RECORDS TO USE:

+-------+

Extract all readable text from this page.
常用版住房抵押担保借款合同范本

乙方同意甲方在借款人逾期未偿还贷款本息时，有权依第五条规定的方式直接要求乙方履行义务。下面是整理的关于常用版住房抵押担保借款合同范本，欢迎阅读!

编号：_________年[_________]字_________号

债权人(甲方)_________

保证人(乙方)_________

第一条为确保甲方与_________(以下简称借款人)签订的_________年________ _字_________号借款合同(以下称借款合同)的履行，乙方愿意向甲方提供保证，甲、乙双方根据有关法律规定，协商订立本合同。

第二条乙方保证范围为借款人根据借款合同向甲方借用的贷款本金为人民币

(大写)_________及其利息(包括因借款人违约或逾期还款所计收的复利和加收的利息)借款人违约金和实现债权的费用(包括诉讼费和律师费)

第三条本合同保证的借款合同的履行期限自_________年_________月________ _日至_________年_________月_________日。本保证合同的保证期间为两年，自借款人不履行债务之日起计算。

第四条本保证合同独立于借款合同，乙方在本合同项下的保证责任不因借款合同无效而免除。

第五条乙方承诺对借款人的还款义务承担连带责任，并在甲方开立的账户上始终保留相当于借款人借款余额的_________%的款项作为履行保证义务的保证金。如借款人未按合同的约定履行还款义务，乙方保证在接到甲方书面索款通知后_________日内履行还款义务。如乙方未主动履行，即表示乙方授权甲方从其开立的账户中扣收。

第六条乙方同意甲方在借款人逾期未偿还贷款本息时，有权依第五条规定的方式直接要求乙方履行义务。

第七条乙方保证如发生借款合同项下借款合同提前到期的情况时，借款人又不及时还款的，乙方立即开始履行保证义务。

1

+-------+

Repeat all the records. Match each line exactly.

Extract all readable text from this page.
常用版住房抵押担保借款合同范本

乙方同意甲方在借款人逾期未偿还贷款本息时，有权依第五条规定的方式直接要求乙方履行义务。下面是整理的关于常用版住房抵押担保借款合同范本，欢迎阅读!

编号：_________年[_________]字_________号

债权人(甲方)_________

保证人(乙方)_________

第一条为确保甲方与_________(以下简称借款人)签订的_________年________ _字_________号借款合同(以下称借款合同)的履行，乙方愿意向甲方提供保证，甲、乙双方根据有关法律规定，协商订立本合同。

第二条乙方保证范围为借款人根据借款合同向甲方借用的贷款本金为人民币

(大写)_________及其利息(包括因借款人违约或逾期还款所计收的复利和加收的利息)借款人违约金和实现债权的费用(包括诉讼费和律师费)

第三条本合同保证的借款合同的履行期限自_________年_________月________ _日至_________年_________月_________日。本保证合同的保证期间为两年，自借款人不履行债务之日起计算。

第四条本保证合同独立于借款合同，乙方在本合同项下的保证责任不因借款合同无效而免除。

第五条乙方承诺对借款人的还款义务承担连带责任，并在甲方开立的账户上始终保留相当于借款人借款余额的_________%的款项作为履行保证义务的保证金。如借款人未按合同的约定履行还款义务，乙方保证在接到甲方书面索款通知后_________日内履行还款义务。如乙方未主动履行，即表示乙方授权甲方从其开立的账户中扣收。

第六条乙方同意甲方在借款人逾期未偿还贷款本息时，有权依第五条规定的方式直接要求乙方履行义务。

第七条乙方保证如发生借款合同项下借款合同提前到期的情况时，借款人又不及时还款的，乙方立即开始履行保证义务。

1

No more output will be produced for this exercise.